→ **Assignment**
The output should be every line below that includes the word "výsledku".

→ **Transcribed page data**

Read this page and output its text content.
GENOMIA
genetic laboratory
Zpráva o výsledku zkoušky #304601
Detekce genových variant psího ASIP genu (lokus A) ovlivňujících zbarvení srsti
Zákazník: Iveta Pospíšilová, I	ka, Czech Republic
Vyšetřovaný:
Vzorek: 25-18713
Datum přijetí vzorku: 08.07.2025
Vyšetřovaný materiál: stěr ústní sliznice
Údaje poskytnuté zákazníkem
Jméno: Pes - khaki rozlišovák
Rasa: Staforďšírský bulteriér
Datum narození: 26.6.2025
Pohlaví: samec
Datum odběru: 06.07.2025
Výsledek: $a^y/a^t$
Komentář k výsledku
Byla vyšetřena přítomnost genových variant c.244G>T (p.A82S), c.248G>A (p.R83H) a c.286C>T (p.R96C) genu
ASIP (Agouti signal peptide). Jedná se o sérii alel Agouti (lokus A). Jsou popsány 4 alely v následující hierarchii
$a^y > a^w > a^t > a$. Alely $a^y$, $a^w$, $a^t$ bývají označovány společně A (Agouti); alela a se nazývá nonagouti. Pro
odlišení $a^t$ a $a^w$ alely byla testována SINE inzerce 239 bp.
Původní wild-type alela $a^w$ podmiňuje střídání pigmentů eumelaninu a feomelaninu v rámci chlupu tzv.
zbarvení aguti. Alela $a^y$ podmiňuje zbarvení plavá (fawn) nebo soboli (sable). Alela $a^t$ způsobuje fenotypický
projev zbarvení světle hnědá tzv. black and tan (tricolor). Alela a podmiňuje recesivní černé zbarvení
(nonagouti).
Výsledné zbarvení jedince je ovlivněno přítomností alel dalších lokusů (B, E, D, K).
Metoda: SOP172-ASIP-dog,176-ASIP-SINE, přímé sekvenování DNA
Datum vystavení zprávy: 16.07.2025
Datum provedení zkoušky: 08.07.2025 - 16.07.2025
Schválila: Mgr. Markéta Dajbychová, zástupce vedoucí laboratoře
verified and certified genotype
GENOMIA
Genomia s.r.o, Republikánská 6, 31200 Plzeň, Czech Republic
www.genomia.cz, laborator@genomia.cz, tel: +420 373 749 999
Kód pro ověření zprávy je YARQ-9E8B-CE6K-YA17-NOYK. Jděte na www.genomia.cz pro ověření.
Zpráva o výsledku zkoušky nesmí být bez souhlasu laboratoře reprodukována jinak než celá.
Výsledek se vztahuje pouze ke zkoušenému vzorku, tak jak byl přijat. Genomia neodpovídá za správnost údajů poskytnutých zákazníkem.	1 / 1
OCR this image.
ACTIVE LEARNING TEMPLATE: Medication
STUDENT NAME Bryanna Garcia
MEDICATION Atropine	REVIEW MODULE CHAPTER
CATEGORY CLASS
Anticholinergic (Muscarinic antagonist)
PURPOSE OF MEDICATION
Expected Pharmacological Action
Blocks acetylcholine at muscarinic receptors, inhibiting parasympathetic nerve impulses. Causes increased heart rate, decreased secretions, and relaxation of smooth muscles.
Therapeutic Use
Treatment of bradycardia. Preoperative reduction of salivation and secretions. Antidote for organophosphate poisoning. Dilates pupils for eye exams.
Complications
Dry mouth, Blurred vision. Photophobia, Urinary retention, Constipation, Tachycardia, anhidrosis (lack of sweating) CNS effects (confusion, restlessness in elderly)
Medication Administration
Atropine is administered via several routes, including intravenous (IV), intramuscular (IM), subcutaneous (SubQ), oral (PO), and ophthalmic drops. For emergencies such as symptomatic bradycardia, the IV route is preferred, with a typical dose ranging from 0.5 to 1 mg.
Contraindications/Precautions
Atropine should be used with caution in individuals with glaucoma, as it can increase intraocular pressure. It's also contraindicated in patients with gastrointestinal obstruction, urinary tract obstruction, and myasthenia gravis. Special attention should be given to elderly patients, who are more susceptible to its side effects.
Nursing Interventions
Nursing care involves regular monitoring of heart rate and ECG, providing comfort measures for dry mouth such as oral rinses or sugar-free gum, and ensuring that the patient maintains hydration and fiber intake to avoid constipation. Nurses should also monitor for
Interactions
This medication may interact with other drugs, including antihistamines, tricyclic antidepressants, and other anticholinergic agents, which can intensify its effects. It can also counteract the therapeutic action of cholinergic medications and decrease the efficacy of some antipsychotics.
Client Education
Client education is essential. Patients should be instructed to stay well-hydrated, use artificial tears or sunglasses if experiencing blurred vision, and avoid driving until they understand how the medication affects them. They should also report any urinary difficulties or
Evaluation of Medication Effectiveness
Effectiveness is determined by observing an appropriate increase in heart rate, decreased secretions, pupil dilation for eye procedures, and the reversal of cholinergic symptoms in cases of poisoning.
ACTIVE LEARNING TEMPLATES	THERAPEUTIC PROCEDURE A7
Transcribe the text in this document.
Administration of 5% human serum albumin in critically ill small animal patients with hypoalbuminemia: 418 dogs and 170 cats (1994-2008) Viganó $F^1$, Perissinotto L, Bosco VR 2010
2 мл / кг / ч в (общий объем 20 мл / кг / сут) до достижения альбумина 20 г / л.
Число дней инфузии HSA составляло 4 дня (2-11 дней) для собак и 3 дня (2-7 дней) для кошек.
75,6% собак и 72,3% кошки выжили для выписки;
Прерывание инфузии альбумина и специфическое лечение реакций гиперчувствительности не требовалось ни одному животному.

→ **Task solution**
Zpráva o výsledku zkoušky #304601
Komentář k výsledku
Zpráva o výsledku zkoušky nesmí být bez souhlasu laboratoře reprodukována jinak než celá.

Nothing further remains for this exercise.